[Dataset records]
+-------+
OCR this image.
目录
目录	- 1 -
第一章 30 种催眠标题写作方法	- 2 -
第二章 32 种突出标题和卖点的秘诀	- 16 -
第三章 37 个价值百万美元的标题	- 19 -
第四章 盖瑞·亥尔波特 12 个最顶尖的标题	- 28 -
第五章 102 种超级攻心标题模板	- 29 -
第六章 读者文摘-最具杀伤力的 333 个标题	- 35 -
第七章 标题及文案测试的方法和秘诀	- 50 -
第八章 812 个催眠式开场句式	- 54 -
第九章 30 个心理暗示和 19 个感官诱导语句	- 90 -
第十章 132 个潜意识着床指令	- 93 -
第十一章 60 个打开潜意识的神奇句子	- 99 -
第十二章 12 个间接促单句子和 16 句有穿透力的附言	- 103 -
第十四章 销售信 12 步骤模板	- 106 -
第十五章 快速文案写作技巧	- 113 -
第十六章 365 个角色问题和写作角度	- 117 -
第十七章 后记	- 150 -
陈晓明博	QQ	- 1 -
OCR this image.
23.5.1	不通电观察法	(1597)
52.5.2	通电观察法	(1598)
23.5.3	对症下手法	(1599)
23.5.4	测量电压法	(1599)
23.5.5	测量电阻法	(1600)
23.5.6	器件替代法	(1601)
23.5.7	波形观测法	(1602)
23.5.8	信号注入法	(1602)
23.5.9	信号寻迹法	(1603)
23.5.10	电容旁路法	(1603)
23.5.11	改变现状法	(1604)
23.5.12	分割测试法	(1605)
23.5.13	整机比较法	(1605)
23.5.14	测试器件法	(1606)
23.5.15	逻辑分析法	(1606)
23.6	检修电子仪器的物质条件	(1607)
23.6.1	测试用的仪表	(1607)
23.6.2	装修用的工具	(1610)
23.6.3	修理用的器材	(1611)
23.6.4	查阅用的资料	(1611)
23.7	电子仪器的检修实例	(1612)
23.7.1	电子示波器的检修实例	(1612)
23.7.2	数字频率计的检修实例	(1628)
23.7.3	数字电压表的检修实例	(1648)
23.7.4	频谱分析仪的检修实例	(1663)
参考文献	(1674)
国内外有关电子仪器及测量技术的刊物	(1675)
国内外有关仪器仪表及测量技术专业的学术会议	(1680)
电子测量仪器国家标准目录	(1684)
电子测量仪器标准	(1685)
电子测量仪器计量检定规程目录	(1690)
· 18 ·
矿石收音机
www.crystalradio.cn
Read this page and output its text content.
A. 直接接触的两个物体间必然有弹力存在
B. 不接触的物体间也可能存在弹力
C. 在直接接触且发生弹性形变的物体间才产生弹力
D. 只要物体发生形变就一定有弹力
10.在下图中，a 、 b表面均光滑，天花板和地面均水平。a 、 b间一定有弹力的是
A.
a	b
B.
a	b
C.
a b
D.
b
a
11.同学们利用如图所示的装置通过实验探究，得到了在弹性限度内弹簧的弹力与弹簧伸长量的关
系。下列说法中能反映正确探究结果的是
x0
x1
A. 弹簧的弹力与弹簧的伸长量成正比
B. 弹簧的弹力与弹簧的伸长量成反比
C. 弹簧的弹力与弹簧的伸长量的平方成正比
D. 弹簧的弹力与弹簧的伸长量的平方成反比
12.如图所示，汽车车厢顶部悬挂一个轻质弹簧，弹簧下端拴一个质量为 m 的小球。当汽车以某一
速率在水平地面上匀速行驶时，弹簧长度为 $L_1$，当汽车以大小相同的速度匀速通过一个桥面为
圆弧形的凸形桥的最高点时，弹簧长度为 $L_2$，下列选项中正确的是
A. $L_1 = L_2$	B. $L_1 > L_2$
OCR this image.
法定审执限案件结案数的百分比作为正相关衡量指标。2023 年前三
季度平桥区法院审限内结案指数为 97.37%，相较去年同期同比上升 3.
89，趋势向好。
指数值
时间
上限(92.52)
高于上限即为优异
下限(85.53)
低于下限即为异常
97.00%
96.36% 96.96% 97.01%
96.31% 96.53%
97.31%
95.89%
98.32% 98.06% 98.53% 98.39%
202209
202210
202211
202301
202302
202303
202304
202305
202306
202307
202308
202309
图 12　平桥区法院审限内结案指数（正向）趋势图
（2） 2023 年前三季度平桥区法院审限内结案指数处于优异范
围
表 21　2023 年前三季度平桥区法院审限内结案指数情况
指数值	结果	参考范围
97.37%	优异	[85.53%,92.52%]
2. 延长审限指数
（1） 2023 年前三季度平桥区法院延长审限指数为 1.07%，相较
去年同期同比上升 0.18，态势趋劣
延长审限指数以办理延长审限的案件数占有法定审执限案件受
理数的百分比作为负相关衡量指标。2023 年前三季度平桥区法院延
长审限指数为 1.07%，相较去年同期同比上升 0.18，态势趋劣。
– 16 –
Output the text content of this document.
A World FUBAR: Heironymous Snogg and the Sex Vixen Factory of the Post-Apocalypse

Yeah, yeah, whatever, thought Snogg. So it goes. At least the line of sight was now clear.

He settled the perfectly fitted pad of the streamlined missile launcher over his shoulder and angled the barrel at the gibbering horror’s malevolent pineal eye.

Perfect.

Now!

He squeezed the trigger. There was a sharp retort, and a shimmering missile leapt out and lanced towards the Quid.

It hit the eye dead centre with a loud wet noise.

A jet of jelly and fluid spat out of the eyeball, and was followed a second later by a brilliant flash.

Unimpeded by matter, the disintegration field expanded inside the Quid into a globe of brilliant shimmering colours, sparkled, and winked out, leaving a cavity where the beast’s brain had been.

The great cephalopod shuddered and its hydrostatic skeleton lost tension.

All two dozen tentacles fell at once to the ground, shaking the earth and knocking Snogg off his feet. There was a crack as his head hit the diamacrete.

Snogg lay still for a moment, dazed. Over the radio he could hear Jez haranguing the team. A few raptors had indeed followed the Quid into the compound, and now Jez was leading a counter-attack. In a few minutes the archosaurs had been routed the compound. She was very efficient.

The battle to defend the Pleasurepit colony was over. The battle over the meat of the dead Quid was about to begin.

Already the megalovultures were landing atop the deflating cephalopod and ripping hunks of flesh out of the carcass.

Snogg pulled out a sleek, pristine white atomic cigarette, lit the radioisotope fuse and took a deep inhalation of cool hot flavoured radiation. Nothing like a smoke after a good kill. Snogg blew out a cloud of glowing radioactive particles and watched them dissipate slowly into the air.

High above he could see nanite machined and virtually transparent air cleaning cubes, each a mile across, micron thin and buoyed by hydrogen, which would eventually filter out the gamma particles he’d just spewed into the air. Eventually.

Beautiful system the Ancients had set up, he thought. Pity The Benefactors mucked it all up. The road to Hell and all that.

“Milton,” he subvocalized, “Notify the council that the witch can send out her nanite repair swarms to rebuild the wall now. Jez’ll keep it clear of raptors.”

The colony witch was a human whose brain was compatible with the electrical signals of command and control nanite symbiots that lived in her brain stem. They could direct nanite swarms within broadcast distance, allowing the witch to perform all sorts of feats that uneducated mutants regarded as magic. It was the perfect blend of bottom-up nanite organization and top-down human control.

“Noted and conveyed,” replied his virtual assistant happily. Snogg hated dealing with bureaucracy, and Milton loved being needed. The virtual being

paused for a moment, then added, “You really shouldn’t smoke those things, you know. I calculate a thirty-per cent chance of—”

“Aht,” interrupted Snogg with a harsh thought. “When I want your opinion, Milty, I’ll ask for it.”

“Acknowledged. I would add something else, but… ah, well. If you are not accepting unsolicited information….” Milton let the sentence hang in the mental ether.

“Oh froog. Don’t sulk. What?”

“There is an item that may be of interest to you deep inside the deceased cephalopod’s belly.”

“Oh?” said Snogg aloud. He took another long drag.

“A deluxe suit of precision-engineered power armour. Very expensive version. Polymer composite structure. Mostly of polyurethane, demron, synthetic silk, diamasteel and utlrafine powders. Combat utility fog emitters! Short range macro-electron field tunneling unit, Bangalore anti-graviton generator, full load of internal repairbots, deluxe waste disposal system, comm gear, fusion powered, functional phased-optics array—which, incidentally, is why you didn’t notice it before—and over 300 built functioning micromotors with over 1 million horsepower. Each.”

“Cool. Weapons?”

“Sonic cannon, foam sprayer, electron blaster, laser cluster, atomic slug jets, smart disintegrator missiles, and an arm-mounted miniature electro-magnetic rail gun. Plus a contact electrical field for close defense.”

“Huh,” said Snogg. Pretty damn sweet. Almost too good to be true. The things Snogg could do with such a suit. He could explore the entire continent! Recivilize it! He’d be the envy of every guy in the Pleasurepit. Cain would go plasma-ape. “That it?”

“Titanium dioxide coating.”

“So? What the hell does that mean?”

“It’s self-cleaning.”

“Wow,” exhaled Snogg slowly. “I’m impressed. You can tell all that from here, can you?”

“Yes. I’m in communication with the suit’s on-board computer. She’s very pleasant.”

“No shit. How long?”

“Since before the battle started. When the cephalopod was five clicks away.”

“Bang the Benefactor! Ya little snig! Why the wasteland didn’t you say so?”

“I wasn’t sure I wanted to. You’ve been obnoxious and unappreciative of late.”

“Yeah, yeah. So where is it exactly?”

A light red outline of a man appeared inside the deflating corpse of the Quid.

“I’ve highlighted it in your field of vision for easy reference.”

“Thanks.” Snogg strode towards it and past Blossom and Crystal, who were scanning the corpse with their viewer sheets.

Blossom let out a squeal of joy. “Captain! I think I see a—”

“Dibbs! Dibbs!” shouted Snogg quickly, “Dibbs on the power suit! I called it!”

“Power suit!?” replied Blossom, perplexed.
+-------+
# What to do
Identify and copy all lines with the word "相较去年同期同比上升".

# Solution
季度平桥区法院审限内结案指数为 97.37%，相较去年同期同比上升 3.
长审限指数为 1.07%，相较去年同期同比上升 0.18，态势趋劣。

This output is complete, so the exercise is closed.